Exercise instructions —
A. How would this sentence from the newsgroup post on animation timing read in Spanish: "The gold standard in animation is 25 frames per second, or 40 ms in between frames."
B. Answer these questions from the newsgroup post on animation timing:
(i) Which newsgroup was the post sent to?
(ii) How many frames per second did some early "japanimation" use in parts of its work?
(iii) On what date was the post sent?
C. Resume the newsgroup post on animation timing, starting right after its final line.

Re: JOutlookBar

From:
Lew <lewbloch@gmail.com>
Newsgroups:
comp.lang.java.programmer
Date:
Fri, 27 Apr 2012 13:51:00 -0700 (PDT)
Message-ID:
<29372748.3.1335559861001.JavaMail.geo-discussion-forums@pbfk7>
markspace wrote:

Daniel Pitts wrote:

Peter Cheung wrote:

I already set it to 1ms, but it still runs slowly.

So the animation is not smooth.


You're timer simply calls draw. Also, 1ms is really too fast, and will
cause more harm than good. You should aim for closer to 30hz->60hz. Try
around 33ms timer.


I happen to know a little about animation (graphics is a personal hobby
of mine). The gold standard in animation is 25 frames per second, or 40
ms in between frames.

However, as a practical matter, much lower frames rates are acceptable.
  Some cheaper animation, like some of the early so-called
"japanimation," used as little as 4 or 6 frames per second in parts of
their work.

I'd start at 250 ms. 1 ms will clearly overwhelm any normal desktop
system with too much work. Get 250 ms working, then see if it can be
improved.

Ideally, the "work" for your animation should be done in the timer
handler too (so that your state changes on the timer, not just a redraw).


This.

Material provided —
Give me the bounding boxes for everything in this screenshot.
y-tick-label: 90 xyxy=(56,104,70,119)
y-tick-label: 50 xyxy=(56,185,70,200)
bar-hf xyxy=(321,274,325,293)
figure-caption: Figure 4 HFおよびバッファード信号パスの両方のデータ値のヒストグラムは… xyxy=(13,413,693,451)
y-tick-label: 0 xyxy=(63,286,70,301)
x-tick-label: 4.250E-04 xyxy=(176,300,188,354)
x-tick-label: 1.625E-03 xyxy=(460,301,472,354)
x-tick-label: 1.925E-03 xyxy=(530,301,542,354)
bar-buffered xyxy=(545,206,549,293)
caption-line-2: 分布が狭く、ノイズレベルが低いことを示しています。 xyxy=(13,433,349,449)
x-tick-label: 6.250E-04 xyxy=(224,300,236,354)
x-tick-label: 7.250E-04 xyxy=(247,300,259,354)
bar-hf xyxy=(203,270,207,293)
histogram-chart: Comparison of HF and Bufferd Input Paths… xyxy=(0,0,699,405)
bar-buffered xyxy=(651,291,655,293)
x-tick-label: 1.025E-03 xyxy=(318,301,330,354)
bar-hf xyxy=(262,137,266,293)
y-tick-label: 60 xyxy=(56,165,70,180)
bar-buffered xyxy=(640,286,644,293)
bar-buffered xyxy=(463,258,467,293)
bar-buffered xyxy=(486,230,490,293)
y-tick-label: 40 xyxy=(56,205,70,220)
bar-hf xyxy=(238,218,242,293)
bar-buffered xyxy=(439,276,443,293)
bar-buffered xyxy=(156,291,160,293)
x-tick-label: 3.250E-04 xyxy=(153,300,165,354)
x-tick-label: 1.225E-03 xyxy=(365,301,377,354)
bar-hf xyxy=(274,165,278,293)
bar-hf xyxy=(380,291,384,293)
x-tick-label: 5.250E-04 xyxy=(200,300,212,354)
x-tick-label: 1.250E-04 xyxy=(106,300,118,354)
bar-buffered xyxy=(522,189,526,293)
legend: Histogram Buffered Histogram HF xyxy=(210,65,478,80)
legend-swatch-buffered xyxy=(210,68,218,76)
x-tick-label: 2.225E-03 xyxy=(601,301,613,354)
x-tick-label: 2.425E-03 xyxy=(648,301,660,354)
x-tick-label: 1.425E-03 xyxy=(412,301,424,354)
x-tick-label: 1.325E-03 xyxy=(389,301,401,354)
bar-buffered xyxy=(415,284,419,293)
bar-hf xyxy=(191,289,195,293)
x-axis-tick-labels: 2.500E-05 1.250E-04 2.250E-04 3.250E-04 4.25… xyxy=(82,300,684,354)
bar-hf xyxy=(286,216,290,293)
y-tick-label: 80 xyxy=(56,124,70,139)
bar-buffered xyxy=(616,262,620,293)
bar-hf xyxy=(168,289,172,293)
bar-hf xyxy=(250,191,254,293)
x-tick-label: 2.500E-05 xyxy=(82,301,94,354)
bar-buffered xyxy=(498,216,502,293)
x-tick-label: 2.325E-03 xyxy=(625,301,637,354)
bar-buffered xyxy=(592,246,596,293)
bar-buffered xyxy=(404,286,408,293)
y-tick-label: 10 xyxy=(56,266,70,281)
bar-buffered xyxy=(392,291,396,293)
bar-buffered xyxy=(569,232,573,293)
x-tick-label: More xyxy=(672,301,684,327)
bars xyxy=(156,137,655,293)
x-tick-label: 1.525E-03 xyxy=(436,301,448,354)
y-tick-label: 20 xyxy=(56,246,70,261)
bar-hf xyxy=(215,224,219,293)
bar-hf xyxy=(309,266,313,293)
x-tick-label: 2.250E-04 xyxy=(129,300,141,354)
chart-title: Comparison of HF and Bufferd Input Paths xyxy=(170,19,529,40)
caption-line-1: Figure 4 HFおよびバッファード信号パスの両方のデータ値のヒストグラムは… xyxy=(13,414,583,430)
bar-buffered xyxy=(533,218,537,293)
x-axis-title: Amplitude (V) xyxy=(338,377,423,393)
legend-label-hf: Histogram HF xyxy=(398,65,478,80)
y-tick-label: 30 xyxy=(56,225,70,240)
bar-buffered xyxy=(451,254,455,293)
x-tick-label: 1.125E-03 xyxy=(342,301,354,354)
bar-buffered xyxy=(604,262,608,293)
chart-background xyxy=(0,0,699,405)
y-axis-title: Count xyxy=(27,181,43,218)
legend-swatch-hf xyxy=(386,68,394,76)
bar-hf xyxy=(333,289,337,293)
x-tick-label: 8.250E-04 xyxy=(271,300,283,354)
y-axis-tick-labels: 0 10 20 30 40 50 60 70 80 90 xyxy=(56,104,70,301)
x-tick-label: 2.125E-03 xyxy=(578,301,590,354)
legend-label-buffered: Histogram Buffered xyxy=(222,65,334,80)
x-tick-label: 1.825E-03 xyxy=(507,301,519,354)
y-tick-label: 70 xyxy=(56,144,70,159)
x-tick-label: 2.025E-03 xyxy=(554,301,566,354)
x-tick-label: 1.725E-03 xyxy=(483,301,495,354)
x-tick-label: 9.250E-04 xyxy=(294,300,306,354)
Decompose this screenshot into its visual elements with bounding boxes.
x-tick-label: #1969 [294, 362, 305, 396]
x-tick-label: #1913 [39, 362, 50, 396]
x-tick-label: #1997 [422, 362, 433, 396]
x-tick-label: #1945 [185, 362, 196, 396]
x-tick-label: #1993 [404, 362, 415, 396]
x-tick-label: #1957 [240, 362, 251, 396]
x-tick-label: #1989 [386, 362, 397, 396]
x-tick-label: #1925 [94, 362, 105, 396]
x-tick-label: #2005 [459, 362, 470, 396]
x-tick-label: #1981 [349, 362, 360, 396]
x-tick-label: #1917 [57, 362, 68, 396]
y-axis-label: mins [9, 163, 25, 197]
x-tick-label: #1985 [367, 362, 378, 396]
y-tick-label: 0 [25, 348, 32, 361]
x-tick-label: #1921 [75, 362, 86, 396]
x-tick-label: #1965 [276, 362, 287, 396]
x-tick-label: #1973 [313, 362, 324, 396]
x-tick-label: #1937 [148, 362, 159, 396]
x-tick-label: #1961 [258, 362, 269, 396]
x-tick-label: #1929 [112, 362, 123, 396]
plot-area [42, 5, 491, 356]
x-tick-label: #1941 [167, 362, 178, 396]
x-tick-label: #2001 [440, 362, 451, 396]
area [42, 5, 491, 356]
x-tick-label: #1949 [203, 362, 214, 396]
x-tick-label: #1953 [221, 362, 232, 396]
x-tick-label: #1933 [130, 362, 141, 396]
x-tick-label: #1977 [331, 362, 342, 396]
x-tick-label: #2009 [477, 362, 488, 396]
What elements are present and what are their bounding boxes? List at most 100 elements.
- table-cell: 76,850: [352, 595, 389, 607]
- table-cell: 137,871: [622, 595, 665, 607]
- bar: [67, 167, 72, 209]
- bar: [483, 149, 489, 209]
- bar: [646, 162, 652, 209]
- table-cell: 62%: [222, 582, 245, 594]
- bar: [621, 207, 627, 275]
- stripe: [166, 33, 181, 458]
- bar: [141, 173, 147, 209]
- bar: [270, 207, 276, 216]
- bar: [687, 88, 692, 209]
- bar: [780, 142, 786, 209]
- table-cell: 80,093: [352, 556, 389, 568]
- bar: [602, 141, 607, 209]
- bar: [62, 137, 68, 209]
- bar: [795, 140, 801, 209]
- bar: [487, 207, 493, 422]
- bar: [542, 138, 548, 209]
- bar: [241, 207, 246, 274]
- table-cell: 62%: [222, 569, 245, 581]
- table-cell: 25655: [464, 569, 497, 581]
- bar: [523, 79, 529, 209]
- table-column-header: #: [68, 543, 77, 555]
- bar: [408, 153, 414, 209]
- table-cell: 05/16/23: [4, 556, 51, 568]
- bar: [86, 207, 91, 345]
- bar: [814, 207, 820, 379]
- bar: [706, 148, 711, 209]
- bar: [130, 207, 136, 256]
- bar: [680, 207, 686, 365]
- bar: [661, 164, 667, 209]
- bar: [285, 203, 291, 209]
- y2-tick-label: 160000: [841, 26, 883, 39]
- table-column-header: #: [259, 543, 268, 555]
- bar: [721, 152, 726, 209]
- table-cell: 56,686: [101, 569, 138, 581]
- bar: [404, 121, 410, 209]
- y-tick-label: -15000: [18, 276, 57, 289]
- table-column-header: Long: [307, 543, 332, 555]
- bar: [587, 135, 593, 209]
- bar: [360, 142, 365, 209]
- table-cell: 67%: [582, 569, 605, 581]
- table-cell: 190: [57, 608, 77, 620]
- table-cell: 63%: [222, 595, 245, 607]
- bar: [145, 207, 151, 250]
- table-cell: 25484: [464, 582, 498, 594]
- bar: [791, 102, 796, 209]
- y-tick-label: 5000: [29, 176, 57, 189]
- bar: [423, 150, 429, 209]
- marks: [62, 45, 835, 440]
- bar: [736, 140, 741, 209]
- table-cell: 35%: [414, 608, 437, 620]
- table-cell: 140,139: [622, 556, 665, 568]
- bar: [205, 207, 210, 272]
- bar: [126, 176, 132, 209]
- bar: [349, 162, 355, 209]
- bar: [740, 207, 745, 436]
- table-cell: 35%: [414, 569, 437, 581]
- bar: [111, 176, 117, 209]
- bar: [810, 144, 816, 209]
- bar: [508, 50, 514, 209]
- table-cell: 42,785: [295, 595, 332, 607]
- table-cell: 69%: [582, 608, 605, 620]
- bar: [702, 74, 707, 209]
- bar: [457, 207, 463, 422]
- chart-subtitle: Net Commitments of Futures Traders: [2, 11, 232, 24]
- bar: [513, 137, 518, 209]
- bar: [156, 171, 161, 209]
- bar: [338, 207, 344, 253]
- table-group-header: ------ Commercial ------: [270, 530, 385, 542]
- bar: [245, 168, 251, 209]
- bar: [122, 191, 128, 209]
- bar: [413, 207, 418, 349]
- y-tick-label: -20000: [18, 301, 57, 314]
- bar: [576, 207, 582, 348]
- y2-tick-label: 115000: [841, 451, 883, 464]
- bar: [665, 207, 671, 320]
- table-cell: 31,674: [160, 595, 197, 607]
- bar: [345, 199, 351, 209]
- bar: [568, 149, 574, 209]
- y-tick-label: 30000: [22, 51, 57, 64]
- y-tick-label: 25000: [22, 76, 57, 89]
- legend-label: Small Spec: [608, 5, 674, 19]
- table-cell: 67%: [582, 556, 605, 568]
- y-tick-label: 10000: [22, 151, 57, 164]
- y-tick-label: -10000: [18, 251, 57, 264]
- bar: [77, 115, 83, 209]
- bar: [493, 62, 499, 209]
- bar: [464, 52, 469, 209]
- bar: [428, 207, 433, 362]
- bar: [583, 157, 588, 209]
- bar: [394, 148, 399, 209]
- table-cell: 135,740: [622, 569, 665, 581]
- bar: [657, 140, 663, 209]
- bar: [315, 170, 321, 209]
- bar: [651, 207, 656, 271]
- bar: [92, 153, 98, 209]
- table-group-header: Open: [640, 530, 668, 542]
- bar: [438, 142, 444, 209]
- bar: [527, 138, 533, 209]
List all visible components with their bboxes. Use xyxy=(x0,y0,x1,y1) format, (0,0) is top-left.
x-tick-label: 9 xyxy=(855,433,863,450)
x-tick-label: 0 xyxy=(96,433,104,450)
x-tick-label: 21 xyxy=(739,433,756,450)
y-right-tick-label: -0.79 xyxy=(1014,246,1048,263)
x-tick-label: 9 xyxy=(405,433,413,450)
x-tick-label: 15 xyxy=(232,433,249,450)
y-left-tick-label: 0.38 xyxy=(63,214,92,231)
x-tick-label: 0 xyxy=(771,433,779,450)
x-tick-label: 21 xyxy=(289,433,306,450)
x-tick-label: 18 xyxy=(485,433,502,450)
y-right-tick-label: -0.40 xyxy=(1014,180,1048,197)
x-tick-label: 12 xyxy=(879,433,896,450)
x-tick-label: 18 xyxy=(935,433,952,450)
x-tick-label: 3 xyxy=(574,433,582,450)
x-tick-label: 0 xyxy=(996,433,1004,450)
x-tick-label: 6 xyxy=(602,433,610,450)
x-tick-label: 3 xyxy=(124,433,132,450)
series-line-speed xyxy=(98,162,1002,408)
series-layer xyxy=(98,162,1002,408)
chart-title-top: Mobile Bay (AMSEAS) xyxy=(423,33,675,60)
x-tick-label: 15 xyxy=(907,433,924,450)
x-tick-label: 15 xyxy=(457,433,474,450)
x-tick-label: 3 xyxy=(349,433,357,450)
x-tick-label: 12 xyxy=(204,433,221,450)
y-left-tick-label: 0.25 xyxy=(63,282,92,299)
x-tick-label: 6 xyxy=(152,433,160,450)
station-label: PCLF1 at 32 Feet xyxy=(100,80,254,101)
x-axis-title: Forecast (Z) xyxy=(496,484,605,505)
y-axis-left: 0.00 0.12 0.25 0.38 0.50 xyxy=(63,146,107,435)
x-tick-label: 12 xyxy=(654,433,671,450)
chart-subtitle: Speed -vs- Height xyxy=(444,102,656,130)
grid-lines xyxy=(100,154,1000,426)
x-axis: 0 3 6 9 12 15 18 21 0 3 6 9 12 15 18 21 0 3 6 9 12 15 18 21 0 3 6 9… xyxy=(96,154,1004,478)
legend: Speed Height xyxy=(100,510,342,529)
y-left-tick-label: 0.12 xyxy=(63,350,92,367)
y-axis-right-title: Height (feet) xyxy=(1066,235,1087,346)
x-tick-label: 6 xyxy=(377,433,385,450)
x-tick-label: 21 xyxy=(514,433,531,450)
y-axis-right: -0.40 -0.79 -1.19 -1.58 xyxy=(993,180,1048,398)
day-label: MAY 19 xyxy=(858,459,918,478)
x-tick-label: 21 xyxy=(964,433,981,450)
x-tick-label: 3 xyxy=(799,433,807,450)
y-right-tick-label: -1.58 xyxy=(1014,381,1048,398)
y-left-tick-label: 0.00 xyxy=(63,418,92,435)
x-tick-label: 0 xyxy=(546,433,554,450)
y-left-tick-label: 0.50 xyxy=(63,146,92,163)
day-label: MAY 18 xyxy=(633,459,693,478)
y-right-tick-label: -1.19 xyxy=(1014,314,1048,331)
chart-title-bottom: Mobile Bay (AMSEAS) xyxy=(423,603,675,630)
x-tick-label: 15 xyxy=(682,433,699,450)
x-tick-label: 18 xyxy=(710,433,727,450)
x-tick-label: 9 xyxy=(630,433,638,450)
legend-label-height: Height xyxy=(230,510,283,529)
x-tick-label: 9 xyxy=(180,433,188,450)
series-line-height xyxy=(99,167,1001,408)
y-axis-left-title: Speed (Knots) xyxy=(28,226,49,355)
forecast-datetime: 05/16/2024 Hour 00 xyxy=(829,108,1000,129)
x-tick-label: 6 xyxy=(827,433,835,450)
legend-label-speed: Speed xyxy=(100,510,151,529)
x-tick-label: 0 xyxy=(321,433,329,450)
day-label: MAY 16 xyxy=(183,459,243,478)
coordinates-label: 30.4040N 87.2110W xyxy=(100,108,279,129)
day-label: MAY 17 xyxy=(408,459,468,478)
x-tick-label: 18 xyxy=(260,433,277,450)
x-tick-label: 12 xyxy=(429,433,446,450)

Responses —
A. El estándar de oro en animación es de 25 fotogramas por segundo, o 40 ms entre fotogramas.

B.
(i) comp.lang.java.programmer
(ii) As few as 4 or 6 frames per second
(iii) Friday, April 27, 2012

C.
Peter, what I've looked at in your code base is pretty bad. Most of it
is really ugly generated code. Nothing has comments. There's no test
harness that I saw. You need to slow down and write some code by hand,
try to understand what is really going on. One good class is better
than 100 cruddy classes, and it is certainly my impression that the
latter is what you have.


Looking at this part of your code, Peter:

public class OutlookBarLayout implements LayoutManager2, java.io.Serializable, ActionListener

// Why not import Serializable?
// Where is the 'serialVersionUID'?

{
        public Hashtable<String, Component> components = new Hashtable<String, Component>();

// Don't use Hashtable

        public int buttonHeight = 31;
        private int separatorHeight = 8;

        private int totalHeight;
        private int noOfButtonLeft;
        private int top;
        private int left;

// bad scope, AFAICT, should be a local variable - how is this part of the instance state?

        private int right;
        private Timer timer = new Timer(1, this);

// Shouldn't this be 'final'?

        private Container target;
        private int currentY;

        public OutlookBarLayout() {
        }
....

You don't need to specify a no-argument, empty constructor.

Where are your Javadoc comments?

Have you gone over every line of this class and gained comprehension of what it does?

Please answer the questions in detail.